# Challenge
Extract each line bearing the word "Setup".

□ □ □

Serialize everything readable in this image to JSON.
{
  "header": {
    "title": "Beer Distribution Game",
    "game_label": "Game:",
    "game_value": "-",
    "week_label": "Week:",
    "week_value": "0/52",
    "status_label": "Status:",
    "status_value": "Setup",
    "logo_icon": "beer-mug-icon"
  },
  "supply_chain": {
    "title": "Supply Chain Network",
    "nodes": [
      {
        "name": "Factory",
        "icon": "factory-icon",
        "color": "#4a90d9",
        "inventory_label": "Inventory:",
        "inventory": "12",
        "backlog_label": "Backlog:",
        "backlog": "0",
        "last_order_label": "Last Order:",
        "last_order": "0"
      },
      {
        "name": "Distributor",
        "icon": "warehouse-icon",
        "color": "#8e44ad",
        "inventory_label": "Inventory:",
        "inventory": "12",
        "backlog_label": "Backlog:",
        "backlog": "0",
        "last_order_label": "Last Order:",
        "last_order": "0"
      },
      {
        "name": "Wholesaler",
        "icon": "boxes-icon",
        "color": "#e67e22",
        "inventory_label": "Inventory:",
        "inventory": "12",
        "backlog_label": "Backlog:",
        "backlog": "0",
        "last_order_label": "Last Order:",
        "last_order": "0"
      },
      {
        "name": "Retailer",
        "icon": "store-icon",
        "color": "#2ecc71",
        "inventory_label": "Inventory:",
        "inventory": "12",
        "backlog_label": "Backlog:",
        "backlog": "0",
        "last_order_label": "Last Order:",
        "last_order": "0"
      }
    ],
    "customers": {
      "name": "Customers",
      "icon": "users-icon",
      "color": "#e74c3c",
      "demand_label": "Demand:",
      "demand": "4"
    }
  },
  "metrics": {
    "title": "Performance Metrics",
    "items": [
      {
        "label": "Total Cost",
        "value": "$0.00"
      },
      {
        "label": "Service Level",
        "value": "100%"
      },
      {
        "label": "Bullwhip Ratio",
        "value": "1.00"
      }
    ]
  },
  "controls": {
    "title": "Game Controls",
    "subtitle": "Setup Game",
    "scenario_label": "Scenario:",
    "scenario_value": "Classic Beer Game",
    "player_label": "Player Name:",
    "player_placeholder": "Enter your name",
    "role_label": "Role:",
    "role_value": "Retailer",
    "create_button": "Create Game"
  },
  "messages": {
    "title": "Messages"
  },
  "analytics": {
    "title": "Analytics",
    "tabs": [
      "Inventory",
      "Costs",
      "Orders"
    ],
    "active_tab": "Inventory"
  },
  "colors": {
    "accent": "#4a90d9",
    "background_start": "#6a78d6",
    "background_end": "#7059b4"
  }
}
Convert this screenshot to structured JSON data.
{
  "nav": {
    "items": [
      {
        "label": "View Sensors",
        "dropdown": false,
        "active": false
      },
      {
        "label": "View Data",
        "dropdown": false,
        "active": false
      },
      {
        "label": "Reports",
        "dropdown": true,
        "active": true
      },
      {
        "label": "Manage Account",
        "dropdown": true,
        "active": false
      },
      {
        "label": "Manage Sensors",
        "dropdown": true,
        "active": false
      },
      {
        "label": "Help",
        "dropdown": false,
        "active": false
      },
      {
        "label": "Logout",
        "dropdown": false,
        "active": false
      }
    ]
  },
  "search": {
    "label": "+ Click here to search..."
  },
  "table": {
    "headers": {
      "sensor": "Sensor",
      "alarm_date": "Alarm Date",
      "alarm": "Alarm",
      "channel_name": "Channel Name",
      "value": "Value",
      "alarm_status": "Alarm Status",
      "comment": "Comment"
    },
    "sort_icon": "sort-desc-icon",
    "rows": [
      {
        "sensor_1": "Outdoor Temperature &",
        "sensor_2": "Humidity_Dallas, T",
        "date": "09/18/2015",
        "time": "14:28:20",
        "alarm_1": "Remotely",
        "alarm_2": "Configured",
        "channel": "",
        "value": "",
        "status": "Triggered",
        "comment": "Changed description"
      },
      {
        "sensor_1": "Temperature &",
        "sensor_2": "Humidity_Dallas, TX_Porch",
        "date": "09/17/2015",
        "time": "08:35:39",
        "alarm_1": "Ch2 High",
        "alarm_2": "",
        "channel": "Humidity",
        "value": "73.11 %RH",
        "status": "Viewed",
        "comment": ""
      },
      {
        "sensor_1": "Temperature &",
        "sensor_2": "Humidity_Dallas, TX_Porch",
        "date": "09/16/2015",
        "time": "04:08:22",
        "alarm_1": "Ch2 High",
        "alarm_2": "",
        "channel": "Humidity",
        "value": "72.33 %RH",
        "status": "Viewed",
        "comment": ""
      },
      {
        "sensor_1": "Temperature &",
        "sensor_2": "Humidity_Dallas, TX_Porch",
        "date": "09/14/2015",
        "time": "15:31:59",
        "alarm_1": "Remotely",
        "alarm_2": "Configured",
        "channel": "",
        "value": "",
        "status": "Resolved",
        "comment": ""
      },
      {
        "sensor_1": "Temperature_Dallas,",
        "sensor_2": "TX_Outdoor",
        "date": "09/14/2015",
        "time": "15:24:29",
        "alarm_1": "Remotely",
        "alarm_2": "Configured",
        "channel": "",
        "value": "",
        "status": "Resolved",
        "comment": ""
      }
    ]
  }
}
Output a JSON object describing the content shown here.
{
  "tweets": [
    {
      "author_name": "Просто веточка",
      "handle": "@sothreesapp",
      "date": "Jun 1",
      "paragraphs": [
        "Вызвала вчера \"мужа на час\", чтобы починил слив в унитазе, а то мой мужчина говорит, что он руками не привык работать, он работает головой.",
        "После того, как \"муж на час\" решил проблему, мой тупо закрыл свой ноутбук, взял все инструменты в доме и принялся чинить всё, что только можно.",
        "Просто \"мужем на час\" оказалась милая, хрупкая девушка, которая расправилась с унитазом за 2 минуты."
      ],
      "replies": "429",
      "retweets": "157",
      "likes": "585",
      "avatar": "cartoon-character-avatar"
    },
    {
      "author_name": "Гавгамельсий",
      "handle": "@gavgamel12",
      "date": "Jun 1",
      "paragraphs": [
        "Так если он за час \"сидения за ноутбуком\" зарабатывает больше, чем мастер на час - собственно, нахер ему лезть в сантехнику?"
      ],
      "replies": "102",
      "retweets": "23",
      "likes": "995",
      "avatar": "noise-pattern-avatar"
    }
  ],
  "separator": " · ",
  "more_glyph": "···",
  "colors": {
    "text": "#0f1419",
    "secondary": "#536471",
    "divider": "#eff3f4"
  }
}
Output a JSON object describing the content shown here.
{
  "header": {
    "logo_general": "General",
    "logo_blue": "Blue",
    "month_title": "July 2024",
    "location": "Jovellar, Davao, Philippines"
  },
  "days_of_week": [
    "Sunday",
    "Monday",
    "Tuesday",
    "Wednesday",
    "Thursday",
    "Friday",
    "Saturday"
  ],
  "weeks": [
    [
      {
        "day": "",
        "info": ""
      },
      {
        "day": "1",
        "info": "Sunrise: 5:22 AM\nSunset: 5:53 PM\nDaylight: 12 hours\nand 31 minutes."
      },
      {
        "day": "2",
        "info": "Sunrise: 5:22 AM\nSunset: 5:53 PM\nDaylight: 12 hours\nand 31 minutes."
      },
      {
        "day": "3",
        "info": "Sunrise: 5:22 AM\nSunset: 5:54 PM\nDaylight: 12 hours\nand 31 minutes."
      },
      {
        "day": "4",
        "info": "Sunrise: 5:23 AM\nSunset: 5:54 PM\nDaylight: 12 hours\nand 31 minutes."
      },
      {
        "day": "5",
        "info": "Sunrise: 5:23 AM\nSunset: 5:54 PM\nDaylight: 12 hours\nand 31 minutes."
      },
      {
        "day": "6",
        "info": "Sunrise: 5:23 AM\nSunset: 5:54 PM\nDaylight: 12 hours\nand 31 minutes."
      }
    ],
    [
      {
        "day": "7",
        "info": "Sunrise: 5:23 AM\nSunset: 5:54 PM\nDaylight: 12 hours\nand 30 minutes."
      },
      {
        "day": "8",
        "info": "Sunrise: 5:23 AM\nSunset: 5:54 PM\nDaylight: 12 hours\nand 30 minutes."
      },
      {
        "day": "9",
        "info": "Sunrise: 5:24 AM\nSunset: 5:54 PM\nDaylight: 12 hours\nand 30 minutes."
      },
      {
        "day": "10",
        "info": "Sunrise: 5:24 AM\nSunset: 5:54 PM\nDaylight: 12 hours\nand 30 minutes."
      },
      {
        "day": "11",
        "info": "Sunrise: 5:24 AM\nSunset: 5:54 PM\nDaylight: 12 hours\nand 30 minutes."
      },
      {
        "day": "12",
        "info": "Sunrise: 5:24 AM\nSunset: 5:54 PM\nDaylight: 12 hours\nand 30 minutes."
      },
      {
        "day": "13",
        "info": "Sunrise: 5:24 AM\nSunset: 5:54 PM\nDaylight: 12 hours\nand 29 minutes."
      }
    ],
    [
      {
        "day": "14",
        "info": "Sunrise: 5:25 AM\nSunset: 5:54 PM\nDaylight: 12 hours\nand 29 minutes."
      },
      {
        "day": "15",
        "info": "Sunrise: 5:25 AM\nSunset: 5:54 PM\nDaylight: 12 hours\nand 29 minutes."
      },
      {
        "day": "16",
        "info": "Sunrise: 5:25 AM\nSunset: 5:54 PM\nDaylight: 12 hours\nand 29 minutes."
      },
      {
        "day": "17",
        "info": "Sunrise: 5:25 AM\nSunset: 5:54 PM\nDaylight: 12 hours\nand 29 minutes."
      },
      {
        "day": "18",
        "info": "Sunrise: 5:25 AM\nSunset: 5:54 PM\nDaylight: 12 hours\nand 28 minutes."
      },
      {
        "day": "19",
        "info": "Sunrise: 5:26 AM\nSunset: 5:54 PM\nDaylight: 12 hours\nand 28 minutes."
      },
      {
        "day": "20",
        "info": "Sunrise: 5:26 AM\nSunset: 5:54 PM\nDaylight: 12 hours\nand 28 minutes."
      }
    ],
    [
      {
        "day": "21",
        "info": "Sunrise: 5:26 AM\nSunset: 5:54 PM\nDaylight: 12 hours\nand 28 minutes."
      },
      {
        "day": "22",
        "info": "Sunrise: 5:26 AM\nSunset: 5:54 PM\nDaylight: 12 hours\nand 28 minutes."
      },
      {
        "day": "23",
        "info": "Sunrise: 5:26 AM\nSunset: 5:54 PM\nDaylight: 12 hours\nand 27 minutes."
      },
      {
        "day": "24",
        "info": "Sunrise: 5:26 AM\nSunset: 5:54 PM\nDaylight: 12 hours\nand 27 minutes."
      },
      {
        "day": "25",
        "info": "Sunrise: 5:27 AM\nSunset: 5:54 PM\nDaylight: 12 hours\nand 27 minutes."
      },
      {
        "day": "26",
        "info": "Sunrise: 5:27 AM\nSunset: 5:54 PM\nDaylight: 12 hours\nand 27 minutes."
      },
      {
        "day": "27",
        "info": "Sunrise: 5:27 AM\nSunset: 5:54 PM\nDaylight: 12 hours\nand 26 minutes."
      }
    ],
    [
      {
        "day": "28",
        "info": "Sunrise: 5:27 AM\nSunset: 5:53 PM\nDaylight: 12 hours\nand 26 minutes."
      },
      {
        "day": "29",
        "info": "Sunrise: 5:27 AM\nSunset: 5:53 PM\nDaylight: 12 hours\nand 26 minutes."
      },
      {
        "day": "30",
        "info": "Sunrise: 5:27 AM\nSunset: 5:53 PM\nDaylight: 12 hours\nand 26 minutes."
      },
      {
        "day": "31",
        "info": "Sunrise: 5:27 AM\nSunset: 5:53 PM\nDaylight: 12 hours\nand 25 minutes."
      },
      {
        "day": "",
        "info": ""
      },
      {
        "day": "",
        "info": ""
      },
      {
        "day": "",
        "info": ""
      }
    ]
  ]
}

□ □ □

# Exercise solution
    "status_value": "Setup",
    "subtitle": "Setup Game",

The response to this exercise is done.